Instructions for the task> Your answer should be every line of the records that contains the word "hospital", copied as it stands.

Source information>
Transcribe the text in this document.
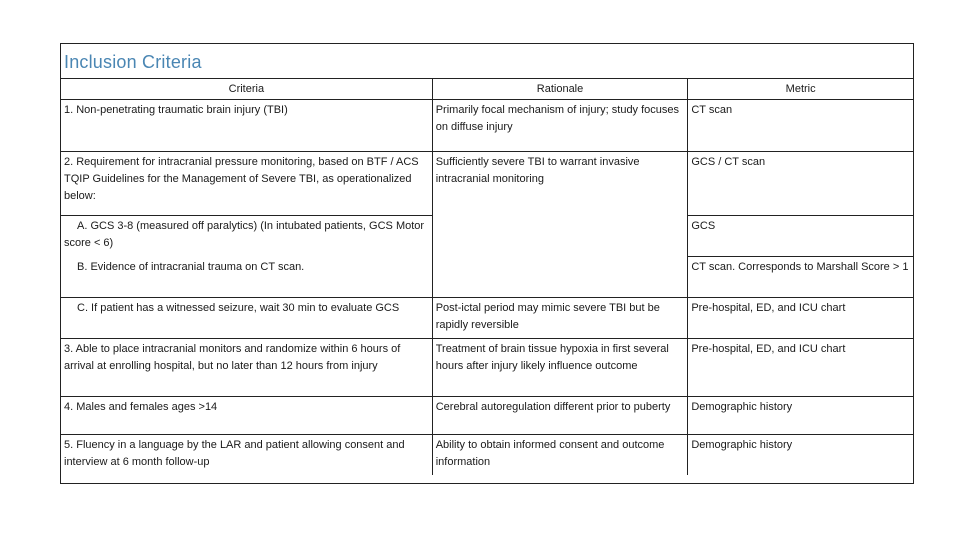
Inclusion Criteria
Criteria	Rationale	Metric
1. Non-penetrating traumatic brain injury (TBI)	Primarily focal mechanism of injury; study focuses on diffuse injury	CT scan
2. Requirement for intracranial pressure monitoring, based on BTF / ACS TQIP Guidelines for the Management of Severe TBI, as operationalized below:	Sufficiently severe TBI to warrant invasive intracranial monitoring	GCS / CT scan
A. GCS 3-8 (measured off paralytics) (In intubated patients, GCS Motor score < 6)		GCS
B. Evidence of intracranial trauma on CT scan.		CT scan. Corresponds to Marshall Score > 1
C. If patient has a witnessed seizure, wait 30 min to evaluate GCS	Post-ictal period may mimic severe TBI but be rapidly reversible	Pre-hospital, ED, and ICU chart
3. Able to place intracranial monitors and randomize within 6 hours of arrival at enrolling hospital, but no later than 12 hours from injury	Treatment of brain tissue hypoxia in first several hours after injury likely influence outcome	Pre-hospital, ED, and ICU chart
4. Males and females ages >14	Cerebral autoregulation different prior to puberty	Demographic history
5. Fluency in a language by the LAR and patient allowing consent and interview at 6 month follow-up	Ability to obtain informed consent and outcome information	Demographic history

Reply>
C. If patient has a witnessed seizure, wait 30 min to evaluate GCS	Post-ictal period may mimic severe TBI but be rapidly reversible	Pre-hospital, ED, and ICU chart
3. Able to place intracranial monitors and randomize within 6 hours of arrival at enrolling hospital, but no later than 12 hours from injury	Treatment of brain tissue hypoxia in first several hours after injury likely influence outcome	Pre-hospital, ED, and ICU chart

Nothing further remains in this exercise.